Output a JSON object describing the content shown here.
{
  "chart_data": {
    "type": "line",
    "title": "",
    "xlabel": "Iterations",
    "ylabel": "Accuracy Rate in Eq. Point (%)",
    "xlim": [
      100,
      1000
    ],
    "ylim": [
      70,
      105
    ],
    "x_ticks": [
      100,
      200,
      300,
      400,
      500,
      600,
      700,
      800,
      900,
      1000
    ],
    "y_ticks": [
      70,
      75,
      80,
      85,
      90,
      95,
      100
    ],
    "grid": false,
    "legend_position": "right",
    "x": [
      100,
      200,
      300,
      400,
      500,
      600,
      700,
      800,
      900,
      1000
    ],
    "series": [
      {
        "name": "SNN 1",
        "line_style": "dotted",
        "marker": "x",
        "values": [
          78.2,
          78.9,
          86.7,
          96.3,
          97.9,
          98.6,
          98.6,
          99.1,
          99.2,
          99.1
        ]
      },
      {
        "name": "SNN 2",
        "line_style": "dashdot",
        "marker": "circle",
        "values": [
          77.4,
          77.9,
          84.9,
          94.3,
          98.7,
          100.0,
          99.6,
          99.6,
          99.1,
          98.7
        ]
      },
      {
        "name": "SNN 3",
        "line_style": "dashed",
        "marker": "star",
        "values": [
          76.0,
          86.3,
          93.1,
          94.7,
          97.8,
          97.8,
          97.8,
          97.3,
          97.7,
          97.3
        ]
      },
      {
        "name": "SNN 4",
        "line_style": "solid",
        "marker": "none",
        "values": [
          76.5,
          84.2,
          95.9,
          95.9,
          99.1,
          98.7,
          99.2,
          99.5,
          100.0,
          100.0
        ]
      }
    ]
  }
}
________________
◆ OBJECTIVE
Reproduce all data above, unchanged.

◆ FINAL ANSWER
Output a JSON object describing the content shown here.
{
  "chart_data": {
    "type": "line",
    "title": "",
    "xlabel": "Iterations",
    "ylabel": "Accuracy Rate in Eq. Point (%)",
    "xlim": [
      100,
      1000
    ],
    "ylim": [
      70,
      105
    ],
    "x_ticks": [
      100,
      200,
      300,
      400,
      500,
      600,
      700,
      800,
      900,
      1000
    ],
    "y_ticks": [
      70,
      75,
      80,
      85,
      90,
      95,
      100
    ],
    "grid": false,
    "legend_position": "right",
    "x": [
      100,
      200,
      300,
      400,
      500,
      600,
      700,
      800,
      900,
      1000
    ],
    "series": [
      {
        "name": "SNN 1",
        "line_style": "dotted",
        "marker": "x",
        "values": [
          78.2,
          78.9,
          86.7,
          96.3,
          97.9,
          98.6,
          98.6,
          99.1,
          99.2,
          99.1
        ]
      },
      {
        "name": "SNN 2",
        "line_style": "dashdot",
        "marker": "circle",
        "values": [
          77.4,
          77.9,
          84.9,
          94.3,
          98.7,
          100.0,
          99.6,
          99.6,
          99.1,
          98.7
        ]
      },
      {
        "name": "SNN 3",
        "line_style": "dashed",
        "marker": "star",
        "values": [
          76.0,
          86.3,
          93.1,
          94.7,
          97.8,
          97.8,
          97.8,
          97.3,
          97.7,
          97.3
        ]
      },
      {
        "name": "SNN 4",
        "line_style": "solid",
        "marker": "none",
        "values": [
          76.5,
          84.2,
          95.9,
          95.9,
          99.1,
          98.7,
          99.2,
          99.5,
          100.0,
          100.0
        ]
      }
    ]
  }
}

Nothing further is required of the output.